◆ Direction ◆
Give only the number of lines that hold the word "command".

◆ Dataset content ◆
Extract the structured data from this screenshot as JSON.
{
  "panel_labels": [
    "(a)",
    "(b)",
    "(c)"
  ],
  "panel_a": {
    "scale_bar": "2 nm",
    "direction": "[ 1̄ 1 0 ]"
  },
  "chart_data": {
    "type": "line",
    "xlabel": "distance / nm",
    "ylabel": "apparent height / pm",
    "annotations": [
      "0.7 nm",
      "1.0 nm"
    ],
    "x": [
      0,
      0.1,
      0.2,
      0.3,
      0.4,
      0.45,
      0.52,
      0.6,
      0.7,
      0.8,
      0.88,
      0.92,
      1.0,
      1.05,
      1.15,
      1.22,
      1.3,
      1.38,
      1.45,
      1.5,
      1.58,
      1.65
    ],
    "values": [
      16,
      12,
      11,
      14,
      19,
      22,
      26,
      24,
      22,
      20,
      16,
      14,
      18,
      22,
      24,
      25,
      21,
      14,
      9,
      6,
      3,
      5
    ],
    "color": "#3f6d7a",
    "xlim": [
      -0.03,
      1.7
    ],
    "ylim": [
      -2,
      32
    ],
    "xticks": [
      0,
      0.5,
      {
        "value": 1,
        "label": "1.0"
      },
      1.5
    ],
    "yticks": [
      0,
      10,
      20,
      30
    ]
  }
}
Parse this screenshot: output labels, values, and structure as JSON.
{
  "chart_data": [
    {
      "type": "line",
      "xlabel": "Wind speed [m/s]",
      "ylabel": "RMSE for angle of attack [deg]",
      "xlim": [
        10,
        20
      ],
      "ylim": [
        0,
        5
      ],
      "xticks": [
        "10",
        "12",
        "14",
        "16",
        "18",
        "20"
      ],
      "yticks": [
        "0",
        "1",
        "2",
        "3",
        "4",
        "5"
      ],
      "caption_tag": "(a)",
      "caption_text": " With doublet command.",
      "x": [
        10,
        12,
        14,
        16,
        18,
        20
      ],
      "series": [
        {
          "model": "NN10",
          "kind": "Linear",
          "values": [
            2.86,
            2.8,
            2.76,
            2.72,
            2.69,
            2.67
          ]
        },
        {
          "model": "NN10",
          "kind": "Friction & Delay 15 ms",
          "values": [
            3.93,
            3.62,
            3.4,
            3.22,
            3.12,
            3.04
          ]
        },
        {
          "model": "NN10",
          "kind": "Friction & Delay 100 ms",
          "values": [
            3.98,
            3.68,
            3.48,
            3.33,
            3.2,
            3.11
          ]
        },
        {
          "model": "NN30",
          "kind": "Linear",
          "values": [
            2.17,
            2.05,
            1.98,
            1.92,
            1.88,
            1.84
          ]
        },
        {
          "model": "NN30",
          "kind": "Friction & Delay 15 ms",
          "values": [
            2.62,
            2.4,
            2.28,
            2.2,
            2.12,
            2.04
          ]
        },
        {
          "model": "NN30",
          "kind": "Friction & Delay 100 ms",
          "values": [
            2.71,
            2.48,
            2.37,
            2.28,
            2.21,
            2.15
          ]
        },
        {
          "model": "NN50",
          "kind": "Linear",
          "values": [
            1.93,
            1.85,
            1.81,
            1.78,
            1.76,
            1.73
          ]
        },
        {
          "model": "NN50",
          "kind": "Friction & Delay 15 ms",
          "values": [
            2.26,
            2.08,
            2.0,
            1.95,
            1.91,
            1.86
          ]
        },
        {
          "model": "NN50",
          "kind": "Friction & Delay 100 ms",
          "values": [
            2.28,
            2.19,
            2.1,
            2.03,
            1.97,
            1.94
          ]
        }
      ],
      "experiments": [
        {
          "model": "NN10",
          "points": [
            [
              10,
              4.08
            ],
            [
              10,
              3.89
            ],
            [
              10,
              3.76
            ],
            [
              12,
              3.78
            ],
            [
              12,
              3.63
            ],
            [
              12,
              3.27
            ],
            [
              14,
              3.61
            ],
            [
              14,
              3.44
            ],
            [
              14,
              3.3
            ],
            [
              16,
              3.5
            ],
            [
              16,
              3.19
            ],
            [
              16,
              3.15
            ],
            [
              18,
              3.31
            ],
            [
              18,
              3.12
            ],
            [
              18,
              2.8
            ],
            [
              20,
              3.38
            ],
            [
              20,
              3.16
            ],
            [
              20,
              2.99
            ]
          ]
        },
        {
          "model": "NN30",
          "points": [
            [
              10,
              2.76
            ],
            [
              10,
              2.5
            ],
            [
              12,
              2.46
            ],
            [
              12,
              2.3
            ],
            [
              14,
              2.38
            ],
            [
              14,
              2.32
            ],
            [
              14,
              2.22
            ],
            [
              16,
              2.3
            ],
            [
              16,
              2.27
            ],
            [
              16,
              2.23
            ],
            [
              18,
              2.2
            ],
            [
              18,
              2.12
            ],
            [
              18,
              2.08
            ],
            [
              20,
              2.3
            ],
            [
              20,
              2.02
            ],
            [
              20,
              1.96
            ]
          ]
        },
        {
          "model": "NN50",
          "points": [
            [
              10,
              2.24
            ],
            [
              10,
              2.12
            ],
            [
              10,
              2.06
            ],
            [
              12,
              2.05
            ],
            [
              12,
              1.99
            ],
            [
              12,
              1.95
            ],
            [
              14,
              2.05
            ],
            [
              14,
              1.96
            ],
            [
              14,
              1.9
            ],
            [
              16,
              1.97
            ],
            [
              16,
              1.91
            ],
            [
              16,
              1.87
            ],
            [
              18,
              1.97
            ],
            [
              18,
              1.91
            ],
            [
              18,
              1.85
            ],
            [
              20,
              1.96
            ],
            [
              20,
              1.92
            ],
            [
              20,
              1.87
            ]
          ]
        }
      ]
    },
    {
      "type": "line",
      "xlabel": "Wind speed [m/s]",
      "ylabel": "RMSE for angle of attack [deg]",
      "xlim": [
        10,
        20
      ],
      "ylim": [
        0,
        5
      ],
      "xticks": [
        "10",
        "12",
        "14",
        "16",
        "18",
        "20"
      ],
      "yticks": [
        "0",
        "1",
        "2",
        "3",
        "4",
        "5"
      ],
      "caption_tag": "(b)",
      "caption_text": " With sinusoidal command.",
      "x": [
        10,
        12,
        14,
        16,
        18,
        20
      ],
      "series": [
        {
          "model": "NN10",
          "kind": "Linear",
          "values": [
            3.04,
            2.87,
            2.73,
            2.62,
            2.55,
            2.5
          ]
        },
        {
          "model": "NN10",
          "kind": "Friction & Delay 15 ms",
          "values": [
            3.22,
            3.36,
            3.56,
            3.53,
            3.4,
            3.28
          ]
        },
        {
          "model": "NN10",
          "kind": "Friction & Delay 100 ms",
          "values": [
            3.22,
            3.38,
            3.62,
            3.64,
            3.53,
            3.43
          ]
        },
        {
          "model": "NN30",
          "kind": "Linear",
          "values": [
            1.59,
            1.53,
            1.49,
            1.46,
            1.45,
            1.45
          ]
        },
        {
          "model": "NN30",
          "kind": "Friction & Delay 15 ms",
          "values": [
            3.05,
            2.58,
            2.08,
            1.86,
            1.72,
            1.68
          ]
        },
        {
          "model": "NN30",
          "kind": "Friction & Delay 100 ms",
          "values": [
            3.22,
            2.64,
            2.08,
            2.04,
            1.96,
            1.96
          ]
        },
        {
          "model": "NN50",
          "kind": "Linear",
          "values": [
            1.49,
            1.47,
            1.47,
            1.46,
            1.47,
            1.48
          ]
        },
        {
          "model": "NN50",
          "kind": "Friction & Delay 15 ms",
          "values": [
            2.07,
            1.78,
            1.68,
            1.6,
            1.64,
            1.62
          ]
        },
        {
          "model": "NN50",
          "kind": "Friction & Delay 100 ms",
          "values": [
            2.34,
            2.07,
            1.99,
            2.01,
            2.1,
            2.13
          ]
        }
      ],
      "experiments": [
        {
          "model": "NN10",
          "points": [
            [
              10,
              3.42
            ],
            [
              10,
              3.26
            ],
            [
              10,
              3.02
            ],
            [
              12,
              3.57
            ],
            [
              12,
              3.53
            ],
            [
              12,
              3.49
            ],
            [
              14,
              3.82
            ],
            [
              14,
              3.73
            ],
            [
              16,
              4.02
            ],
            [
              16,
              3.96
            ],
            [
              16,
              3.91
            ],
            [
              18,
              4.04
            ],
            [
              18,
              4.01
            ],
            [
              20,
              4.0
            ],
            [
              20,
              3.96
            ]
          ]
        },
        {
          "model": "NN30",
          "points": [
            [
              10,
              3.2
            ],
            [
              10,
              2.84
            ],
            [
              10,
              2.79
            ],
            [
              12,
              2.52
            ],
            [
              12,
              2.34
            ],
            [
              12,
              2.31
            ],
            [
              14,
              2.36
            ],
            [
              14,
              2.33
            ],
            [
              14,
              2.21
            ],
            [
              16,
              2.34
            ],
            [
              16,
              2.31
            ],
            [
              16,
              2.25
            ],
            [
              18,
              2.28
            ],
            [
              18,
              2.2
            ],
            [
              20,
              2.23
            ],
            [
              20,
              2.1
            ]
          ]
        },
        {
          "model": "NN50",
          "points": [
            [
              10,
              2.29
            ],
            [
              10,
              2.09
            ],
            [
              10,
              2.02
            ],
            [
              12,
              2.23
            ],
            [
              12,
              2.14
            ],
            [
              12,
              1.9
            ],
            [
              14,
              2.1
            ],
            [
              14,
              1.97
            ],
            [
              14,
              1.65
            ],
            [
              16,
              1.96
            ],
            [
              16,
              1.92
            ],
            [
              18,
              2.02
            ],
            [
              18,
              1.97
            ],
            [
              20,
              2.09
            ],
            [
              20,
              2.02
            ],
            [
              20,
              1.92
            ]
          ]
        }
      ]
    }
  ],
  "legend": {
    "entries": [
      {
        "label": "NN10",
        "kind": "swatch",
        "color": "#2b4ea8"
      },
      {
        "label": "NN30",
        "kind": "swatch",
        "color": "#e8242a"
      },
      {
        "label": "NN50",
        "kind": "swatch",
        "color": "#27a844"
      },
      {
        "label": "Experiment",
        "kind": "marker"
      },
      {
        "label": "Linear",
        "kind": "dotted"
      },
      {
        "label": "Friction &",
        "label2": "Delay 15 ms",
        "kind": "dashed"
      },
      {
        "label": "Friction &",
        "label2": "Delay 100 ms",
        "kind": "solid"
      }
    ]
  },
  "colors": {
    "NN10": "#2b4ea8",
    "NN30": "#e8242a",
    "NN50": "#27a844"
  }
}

◆ Written reply ◆
2